> **WORK TO BE COMPLETED**
Each line of the material below that holds the word "values" needs to be copied.

> **DATASET CONTENT**
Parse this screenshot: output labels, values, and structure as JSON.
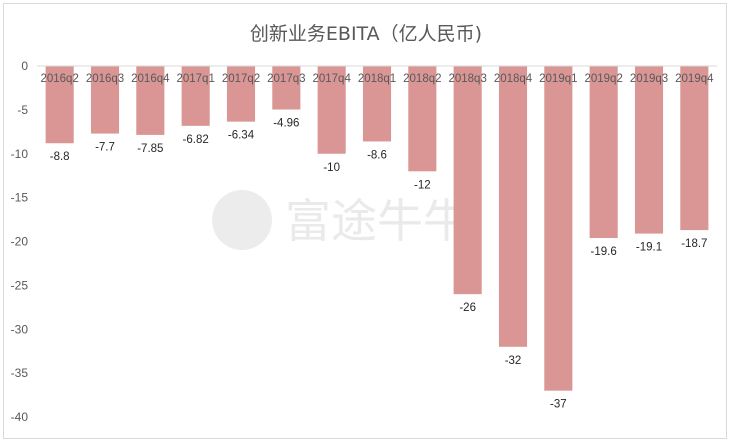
{
  "chart_data": {
    "type": "bar",
    "title": "创新业务EBITA（亿人民币)",
    "xlabel": "",
    "ylabel": "",
    "categories": [
      "2016q2",
      "2016q3",
      "2016q4",
      "2017q1",
      "2017q2",
      "2017q3",
      "2017q4",
      "2018q1",
      "2018q2",
      "2018q3",
      "2018q4",
      "2019q1",
      "2019q2",
      "2019q3",
      "2019q4"
    ],
    "values": [
      -8.8,
      -7.7,
      -7.85,
      -6.82,
      -6.34,
      -4.96,
      -10,
      -8.6,
      -12,
      -26,
      -32,
      -37,
      -19.6,
      -19.1,
      -18.7
    ],
    "data_labels": [
      "-8.8",
      "-7.7",
      "-7.85",
      "-6.82",
      "-6.34",
      "-4.96",
      "-10",
      "-8.6",
      "-12",
      "-26",
      "-32",
      "-37",
      "-19.6",
      "-19.1",
      "-18.7"
    ],
    "ylim": [
      -40,
      0
    ],
    "yticks": [
      0,
      -5,
      -10,
      -15,
      -20,
      -25,
      -30,
      -35,
      -40
    ],
    "grid": false,
    "legend": "none",
    "bar_color": "#d99694"
  },
  "watermark": "富途牛牛"
}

> **EXERCISE RESPONSE**
Parse this screenshot: output labels, values, and structure as JSON.
    "values": [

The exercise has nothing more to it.